◆ Extrait du document:
- - -
Anonymous Anonyme said...

"Sans toi, je n'ai personne, personne ici, que la peur. Vautré sur elle, qui se vautre sur moi, nous dévalons les nuits cramponnés l'un à l'autre."
Moi j'appelle ça une sublime et frontale déclaration d'amour !

10:10 AM  
Anonymous Anonyme said...

Je suis assez d'accord avec vous cher docteur les journaux sont presque toujours plus savoureux que les correspondances mais celle de Flaubert est tout de même pas mal... Ce qui n'est pas le cas de celle de Proust même si je n'ai pas lu entièrement cette dernière. Je recommanderais "Lettres à la NRF" de Celine (éditions Gallimard ces derniers étant un peu maso) qui démontre qu'être éditeur avec un tel coco ce n'est pas une partie de plaisir mais cela donne une franche rigolade pour le lecteur.

Bernard Alapetite

7:48 AM  
Anonymous Anonyme said...

Les lettres de Céline à la NRF...Ce n'est pas celles où il traite Gaston Gallimard de sale maquereau ?...
:)

8:14 AM  
Blogger Dr Orlof said...

Ah Céline! là vous m'intriguez! C'est vrai que sa correspondance doit valoir le coup (j'aime énormément, par ailleurs, sa fameuse lettre "A l'agité du bocal" destinée à Sartre)

9:55 PM  
Anonymous Anonyme said...

La Pleiade prépare une édition de sa correspondance, probablement un choix en 1 volume, mais je n'ai pas la date de parution.
- - -
◆ Entrées de données:
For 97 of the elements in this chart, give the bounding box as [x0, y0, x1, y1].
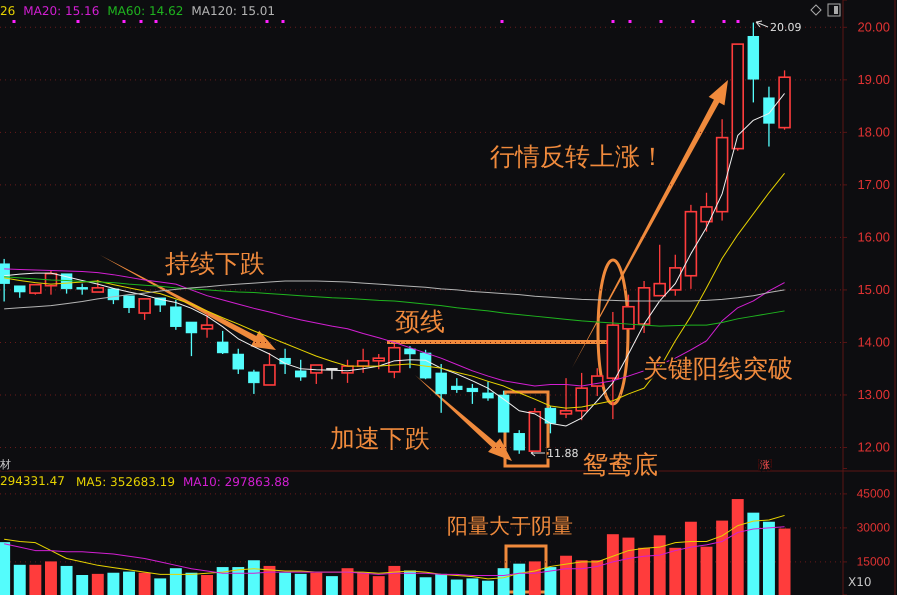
- - -
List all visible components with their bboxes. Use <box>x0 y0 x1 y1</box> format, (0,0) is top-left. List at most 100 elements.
- - -
◆ Exercices:
a) D'après l'extrait, pourquoi Bernard Alapetite recommande-t-il « Lettres à la NRF » de Céline ? Répondez en une à trois phrases.
b) Restituez tel quel le passage de l'extrait qui s'étend de « Bernard Alapetite » jusqu'à « destinée à Sartre) ».
c) Indiquez si chacune de ces affirmations concorde avec l'extrait, en répondant par oui ou par non et en citant les mots décisifs : (i) Dr Orlof apprécie la lettre de Céline destinée à Sartre ; (ii) Bernard Alapetite a lu la correspondance de Proust en entier ; (iii) la date de parution de l'édition préparée par la Pléiade est indiquée.

◆ Corrigés:
a) Il recommande ce livre parce qu'il démontre qu'être éditeur avec un tel coco n'est pas une partie de plaisir. Il ajoute que cela donne une franche rigolade pour le lecteur.

b)
Bernard Alapetite

7:48 AM  
Anonymous Anonyme said...

Les lettres de Céline à la NRF...Ce n'est pas celles où il traite Gaston Gallimard de sale maquereau ?...
:)

8:14 AM  
Blogger Dr Orlof said...

Ah Céline! là vous m'intriguez! C'est vrai que sa correspondance doit valoir le coup (j'aime énormément, par ailleurs, sa fameuse lettre "A l'agité du bocal" destinée à Sartre)

c)
(i) Oui : « j'aime énormément, par ailleurs, sa fameuse lettre "A l'agité du bocal" destinée à Sartre ».
(ii) Non : « même si je n'ai pas lu entièrement cette dernière ».
(iii) Non : « mais je n'ai pas la date de parution ».